Written request
Give every line again exactly as it appears, please, but not the pictures.

Available records
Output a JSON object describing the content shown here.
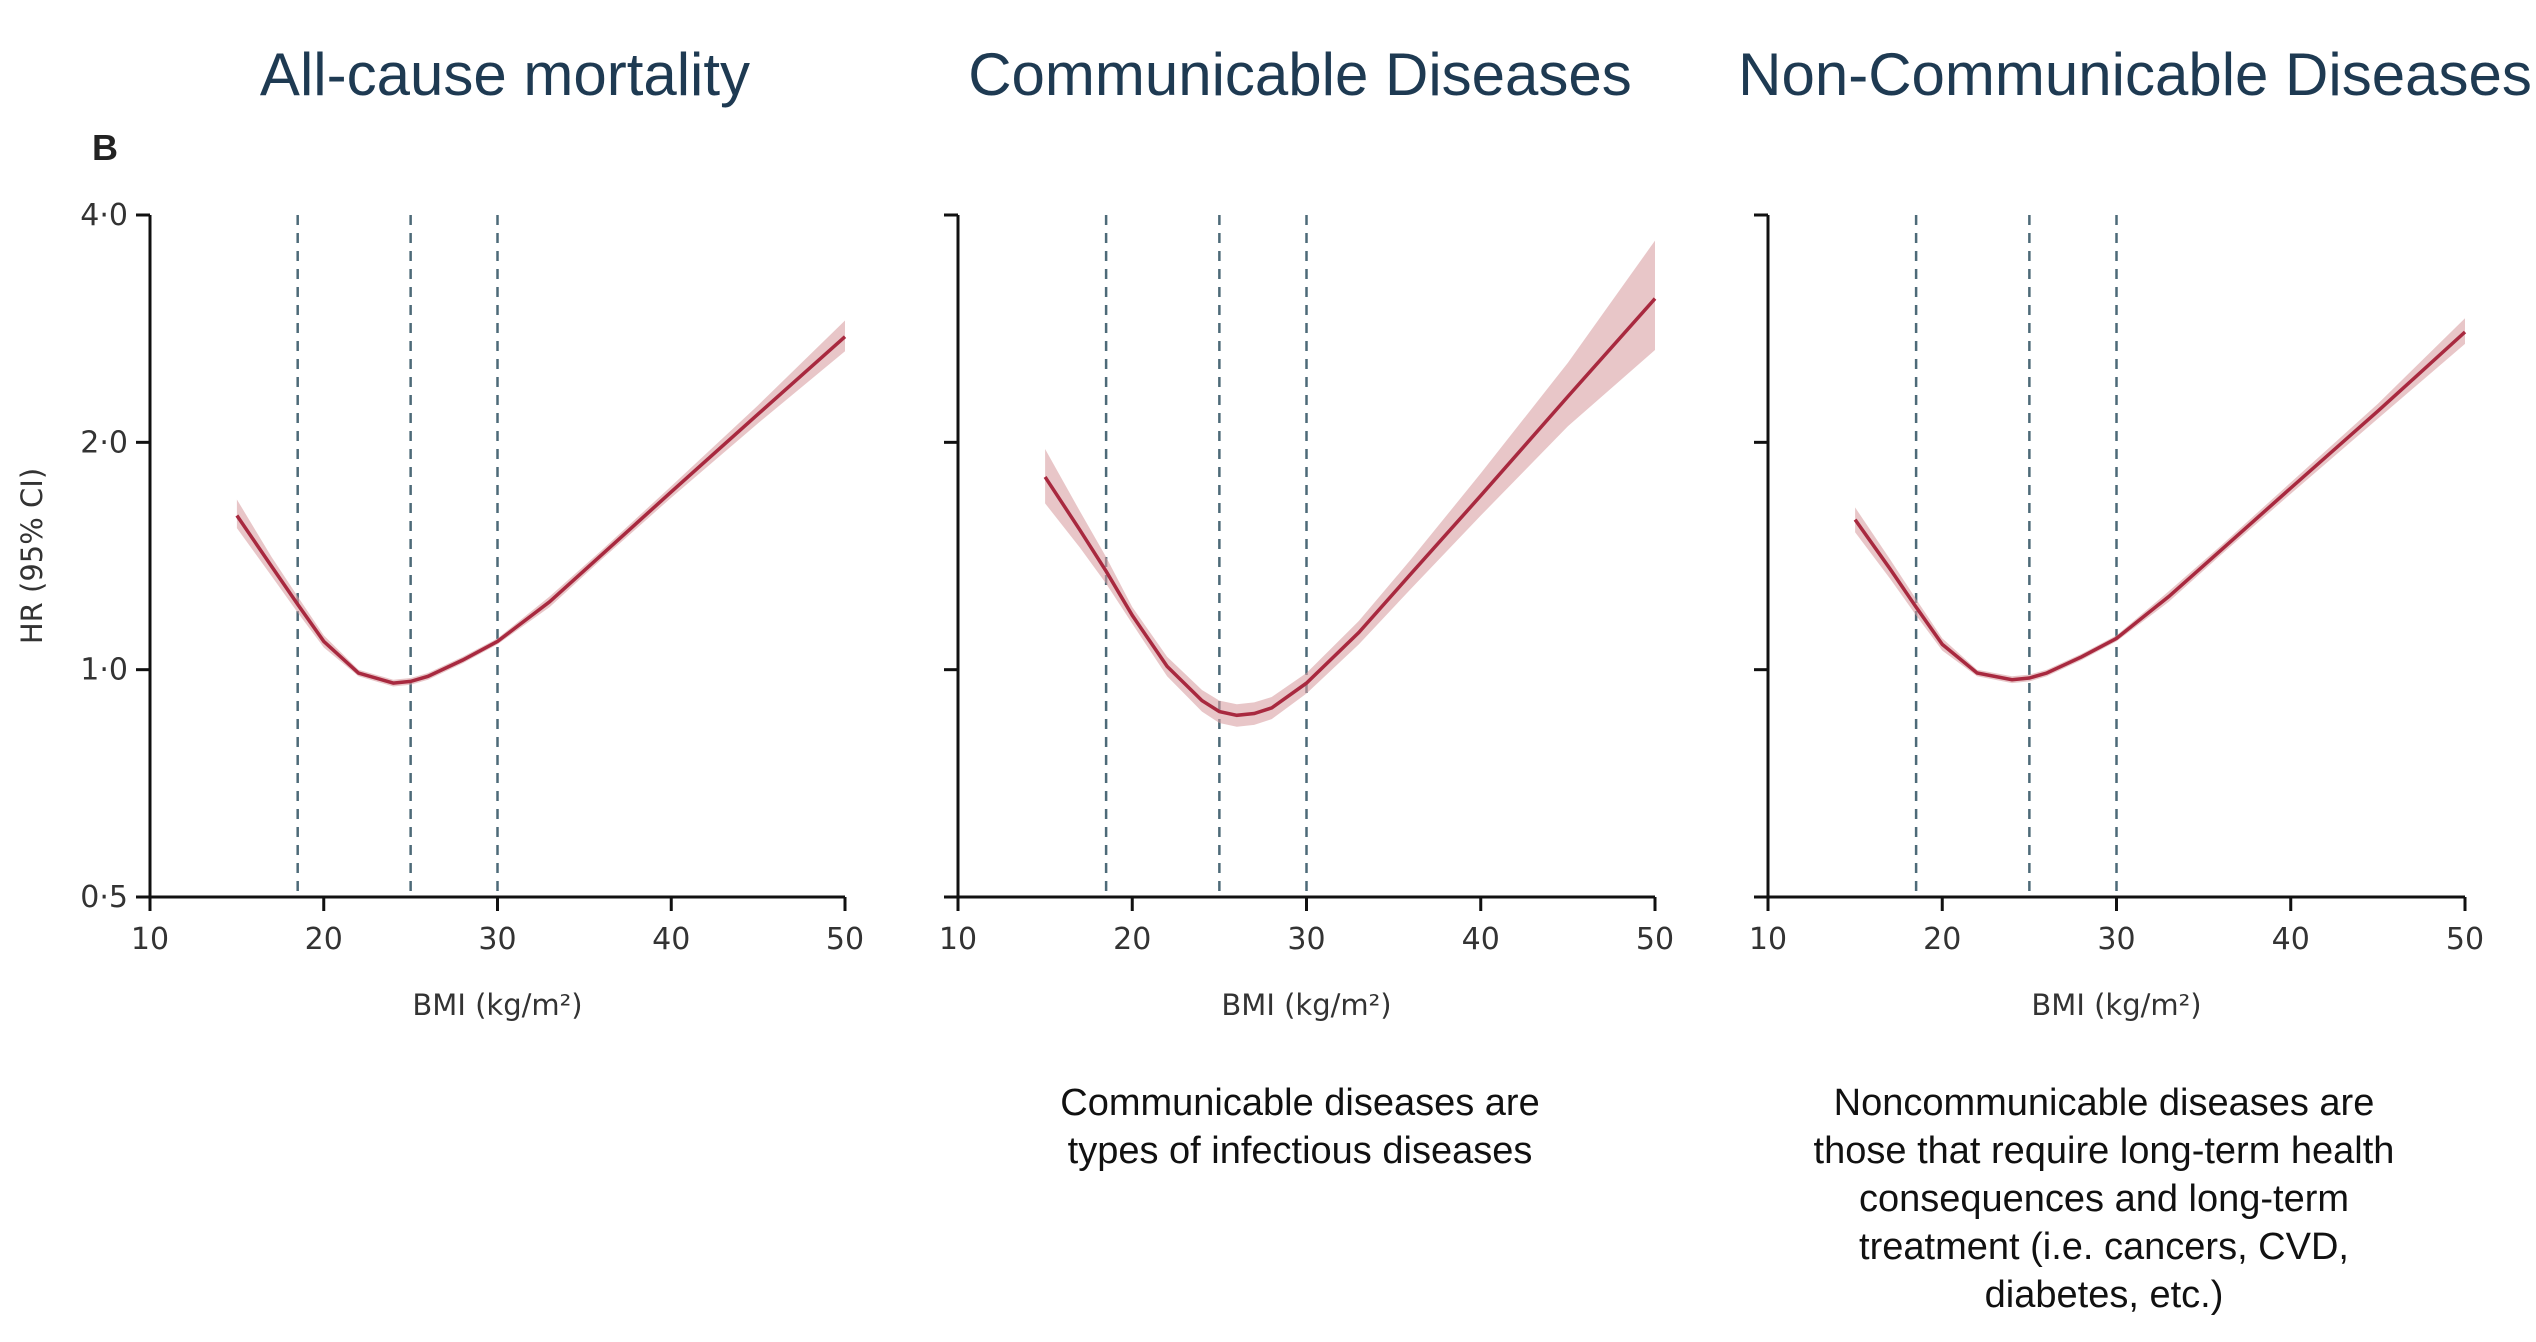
{
  "panel_letter": "B",
  "chart_data": [
    {
      "type": "line",
      "title": "All-cause mortality",
      "xlabel": "BMI (kg/m²)",
      "ylabel": "HR (95% CI)",
      "xlim": [
        10,
        50
      ],
      "ylim": [
        0.5,
        4.0
      ],
      "yscale": "log",
      "xticks": [
        10,
        20,
        30,
        40,
        50
      ],
      "xtick_labels": [
        "10",
        "20",
        "30",
        "40",
        "50"
      ],
      "yticks": [
        0.5,
        1.0,
        2.0,
        4.0
      ],
      "ytick_labels": [
        "0·5",
        "1·0",
        "2·0",
        "4·0"
      ],
      "reference_lines_x": [
        18.5,
        25,
        30
      ],
      "series": [
        {
          "x": [
            15,
            17,
            18.5,
            20,
            22,
            24,
            25,
            26,
            28,
            30,
            33,
            36,
            40,
            45,
            50
          ],
          "y": [
            1.6,
            1.37,
            1.22,
            1.09,
            0.99,
            0.96,
            0.965,
            0.98,
            1.03,
            1.09,
            1.23,
            1.42,
            1.72,
            2.18,
            2.76
          ],
          "lower": [
            1.54,
            1.33,
            1.19,
            1.07,
            0.98,
            0.95,
            0.955,
            0.97,
            1.02,
            1.08,
            1.21,
            1.4,
            1.69,
            2.12,
            2.64
          ],
          "upper": [
            1.68,
            1.41,
            1.25,
            1.11,
            1.0,
            0.97,
            0.975,
            0.99,
            1.04,
            1.1,
            1.25,
            1.44,
            1.75,
            2.24,
            2.9
          ]
        }
      ]
    },
    {
      "type": "line",
      "title": "Communicable Diseases",
      "xlabel": "BMI (kg/m²)",
      "xlim": [
        10,
        50
      ],
      "ylim": [
        0.5,
        4.0
      ],
      "yscale": "log",
      "xticks": [
        10,
        20,
        30,
        40,
        50
      ],
      "xtick_labels": [
        "10",
        "20",
        "30",
        "40",
        "50"
      ],
      "yticks": [
        0.5,
        1.0,
        2.0,
        4.0
      ],
      "reference_lines_x": [
        18.5,
        25,
        30
      ],
      "series": [
        {
          "x": [
            15,
            17,
            18.5,
            20,
            22,
            24,
            25,
            26,
            27,
            28,
            30,
            33,
            36,
            40,
            45,
            50
          ],
          "y": [
            1.8,
            1.53,
            1.35,
            1.18,
            1.01,
            0.91,
            0.88,
            0.87,
            0.875,
            0.89,
            0.96,
            1.12,
            1.34,
            1.7,
            2.3,
            3.1
          ],
          "lower": [
            1.66,
            1.45,
            1.3,
            1.15,
            0.98,
            0.88,
            0.85,
            0.84,
            0.845,
            0.86,
            0.93,
            1.08,
            1.28,
            1.6,
            2.1,
            2.65
          ],
          "upper": [
            1.96,
            1.62,
            1.41,
            1.21,
            1.04,
            0.94,
            0.91,
            0.9,
            0.905,
            0.92,
            0.99,
            1.16,
            1.4,
            1.82,
            2.55,
            3.7
          ]
        }
      ]
    },
    {
      "type": "line",
      "title": "Non-Communicable Diseases",
      "xlabel": "BMI (kg/m²)",
      "xlim": [
        10,
        50
      ],
      "ylim": [
        0.5,
        4.0
      ],
      "yscale": "log",
      "xticks": [
        10,
        20,
        30,
        40,
        50
      ],
      "xtick_labels": [
        "10",
        "20",
        "30",
        "40",
        "50"
      ],
      "yticks": [
        0.5,
        1.0,
        2.0,
        4.0
      ],
      "reference_lines_x": [
        18.5,
        25,
        30
      ],
      "series": [
        {
          "x": [
            15,
            17,
            18.5,
            20,
            22,
            24,
            25,
            26,
            28,
            30,
            33,
            36,
            40,
            45,
            50
          ],
          "y": [
            1.58,
            1.36,
            1.21,
            1.08,
            0.99,
            0.97,
            0.975,
            0.99,
            1.04,
            1.1,
            1.25,
            1.44,
            1.74,
            2.2,
            2.8
          ],
          "lower": [
            1.52,
            1.32,
            1.18,
            1.06,
            0.98,
            0.96,
            0.965,
            0.98,
            1.03,
            1.09,
            1.23,
            1.42,
            1.71,
            2.15,
            2.7
          ],
          "upper": [
            1.64,
            1.4,
            1.24,
            1.1,
            1.0,
            0.98,
            0.985,
            1.0,
            1.05,
            1.11,
            1.27,
            1.46,
            1.77,
            2.25,
            2.92
          ]
        }
      ]
    }
  ],
  "notes": [
    [],
    [
      "Communicable diseases are",
      "types of infectious diseases"
    ],
    [
      "Noncommunicable diseases are",
      "those that require long-term health",
      "consequences and long-term",
      "treatment (i.e. cancers, CVD,",
      "diabetes, etc.)"
    ]
  ]
}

Correct response
Output a JSON object describing the content shown here.
{
  "panel_letter": "B",
  "chart_data": [
    {
      "type": "line",
      "title": "All-cause mortality",
      "xlabel": "BMI (kg/m²)",
      "ylabel": "HR (95% CI)",
      "xlim": [
        10,
        50
      ],
      "ylim": [
        0.5,
        4.0
      ],
      "yscale": "log",
      "xticks": [
        10,
        20,
        30,
        40,
        50
      ],
      "xtick_labels": [
        "10",
        "20",
        "30",
        "40",
        "50"
      ],
      "yticks": [
        0.5,
        1.0,
        2.0,
        4.0
      ],
      "ytick_labels": [
        "0·5",
        "1·0",
        "2·0",
        "4·0"
      ],
      "reference_lines_x": [
        18.5,
        25,
        30
      ],
      "series": [
        {
          "x": [
            15,
            17,
            18.5,
            20,
            22,
            24,
            25,
            26,
            28,
            30,
            33,
            36,
            40,
            45,
            50
          ],
          "y": [
            1.6,
            1.37,
            1.22,
            1.09,
            0.99,
            0.96,
            0.965,
            0.98,
            1.03,
            1.09,
            1.23,
            1.42,
            1.72,
            2.18,
            2.76
          ],
          "lower": [
            1.54,
            1.33,
            1.19,
            1.07,
            0.98,
            0.95,
            0.955,
            0.97,
            1.02,
            1.08,
            1.21,
            1.4,
            1.69,
            2.12,
            2.64
          ],
          "upper": [
            1.68,
            1.41,
            1.25,
            1.11,
            1.0,
            0.97,
            0.975,
            0.99,
            1.04,
            1.1,
            1.25,
            1.44,
            1.75,
            2.24,
            2.9
          ]
        }
      ]
    },
    {
      "type": "line",
      "title": "Communicable Diseases",
      "xlabel": "BMI (kg/m²)",
      "xlim": [
        10,
        50
      ],
      "ylim": [
        0.5,
        4.0
      ],
      "yscale": "log",
      "xticks": [
        10,
        20,
        30,
        40,
        50
      ],
      "xtick_labels": [
        "10",
        "20",
        "30",
        "40",
        "50"
      ],
      "yticks": [
        0.5,
        1.0,
        2.0,
        4.0
      ],
      "reference_lines_x": [
        18.5,
        25,
        30
      ],
      "series": [
        {
          "x": [
            15,
            17,
            18.5,
            20,
            22,
            24,
            25,
            26,
            27,
            28,
            30,
            33,
            36,
            40,
            45,
            50
          ],
          "y": [
            1.8,
            1.53,
            1.35,
            1.18,
            1.01,
            0.91,
            0.88,
            0.87,
            0.875,
            0.89,
            0.96,
            1.12,
            1.34,
            1.7,
            2.3,
            3.1
          ],
          "lower": [
            1.66,
            1.45,
            1.3,
            1.15,
            0.98,
            0.88,
            0.85,
            0.84,
            0.845,
            0.86,
            0.93,
            1.08,
            1.28,
            1.6,
            2.1,
            2.65
          ],
          "upper": [
            1.96,
            1.62,
            1.41,
            1.21,
            1.04,
            0.94,
            0.91,
            0.9,
            0.905,
            0.92,
            0.99,
            1.16,
            1.4,
            1.82,
            2.55,
            3.7
          ]
        }
      ]
    },
    {
      "type": "line",
      "title": "Non-Communicable Diseases",
      "xlabel": "BMI (kg/m²)",
      "xlim": [
        10,
        50
      ],
      "ylim": [
        0.5,
        4.0
      ],
      "yscale": "log",
      "xticks": [
        10,
        20,
        30,
        40,
        50
      ],
      "xtick_labels": [
        "10",
        "20",
        "30",
        "40",
        "50"
      ],
      "yticks": [
        0.5,
        1.0,
        2.0,
        4.0
      ],
      "reference_lines_x": [
        18.5,
        25,
        30
      ],
      "series": [
        {
          "x": [
            15,
            17,
            18.5,
            20,
            22,
            24,
            25,
            26,
            28,
            30,
            33,
            36,
            40,
            45,
            50
          ],
          "y": [
            1.58,
            1.36,
            1.21,
            1.08,
            0.99,
            0.97,
            0.975,
            0.99,
            1.04,
            1.1,
            1.25,
            1.44,
            1.74,
            2.2,
            2.8
          ],
          "lower": [
            1.52,
            1.32,
            1.18,
            1.06,
            0.98,
            0.96,
            0.965,
            0.98,
            1.03,
            1.09,
            1.23,
            1.42,
            1.71,
            2.15,
            2.7
          ],
          "upper": [
            1.64,
            1.4,
            1.24,
            1.1,
            1.0,
            0.98,
            0.985,
            1.0,
            1.05,
            1.11,
            1.27,
            1.46,
            1.77,
            2.25,
            2.92
          ]
        }
      ]
    }
  ],
  "notes": [
    [],
    [
      "Communicable diseases are",
      "types of infectious diseases"
    ],
    [
      "Noncommunicable diseases are",
      "those that require long-term health",
      "consequences and long-term",
      "treatment (i.e. cancers, CVD,",
      "diabetes, etc.)"
    ]
  ]
}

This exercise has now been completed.